TASK INPUT —
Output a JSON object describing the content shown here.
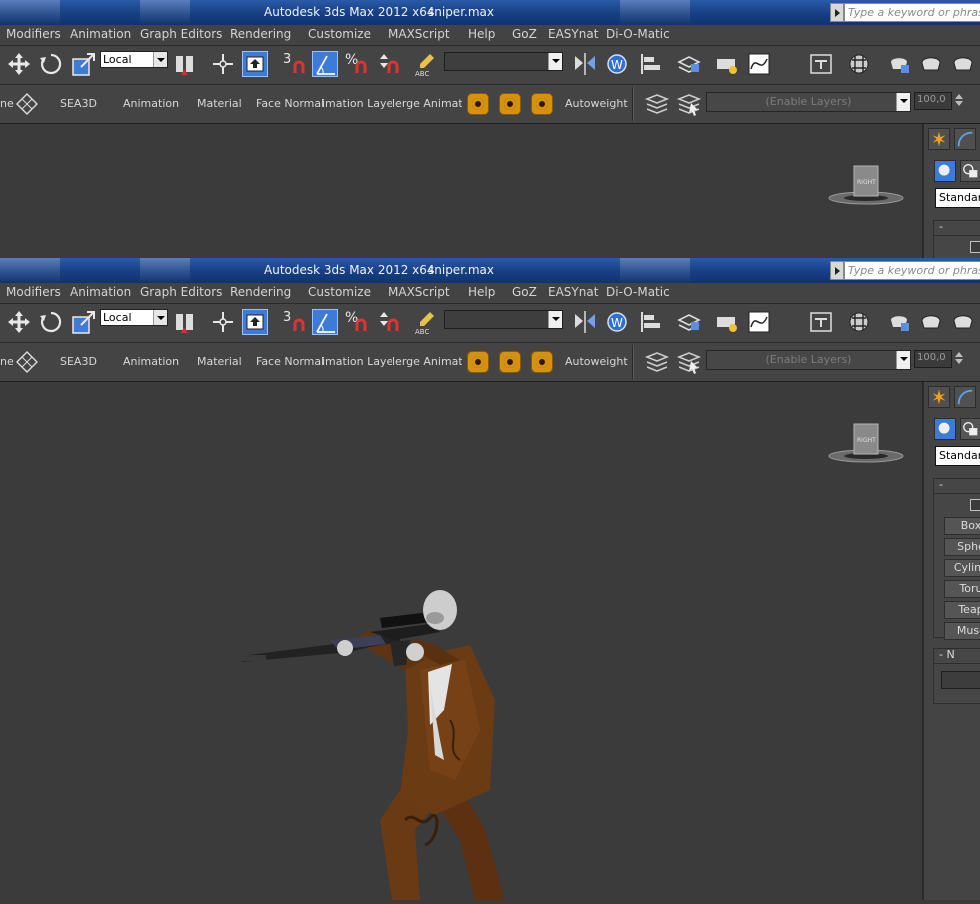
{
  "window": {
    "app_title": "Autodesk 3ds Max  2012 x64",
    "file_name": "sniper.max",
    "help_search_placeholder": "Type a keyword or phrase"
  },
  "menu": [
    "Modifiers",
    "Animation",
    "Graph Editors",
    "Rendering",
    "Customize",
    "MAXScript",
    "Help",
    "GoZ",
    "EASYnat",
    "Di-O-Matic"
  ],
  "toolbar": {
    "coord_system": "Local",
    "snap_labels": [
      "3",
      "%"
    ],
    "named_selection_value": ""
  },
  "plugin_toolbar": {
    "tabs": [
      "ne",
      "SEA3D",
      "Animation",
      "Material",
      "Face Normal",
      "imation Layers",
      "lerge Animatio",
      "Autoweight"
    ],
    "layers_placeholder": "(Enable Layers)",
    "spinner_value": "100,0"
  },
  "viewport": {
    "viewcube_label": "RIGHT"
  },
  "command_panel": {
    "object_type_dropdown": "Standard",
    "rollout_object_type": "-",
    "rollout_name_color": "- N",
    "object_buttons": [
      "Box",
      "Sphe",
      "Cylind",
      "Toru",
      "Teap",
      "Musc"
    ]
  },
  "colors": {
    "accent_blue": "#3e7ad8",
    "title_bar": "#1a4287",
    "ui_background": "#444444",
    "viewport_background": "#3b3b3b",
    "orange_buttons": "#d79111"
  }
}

REQUEST — Look through the material above. Copy each line where the word "Layers" appears.

OUTPUT FOR THIS TASK —
      "imation Layers",
    "layers_placeholder": "(Enable Layers)",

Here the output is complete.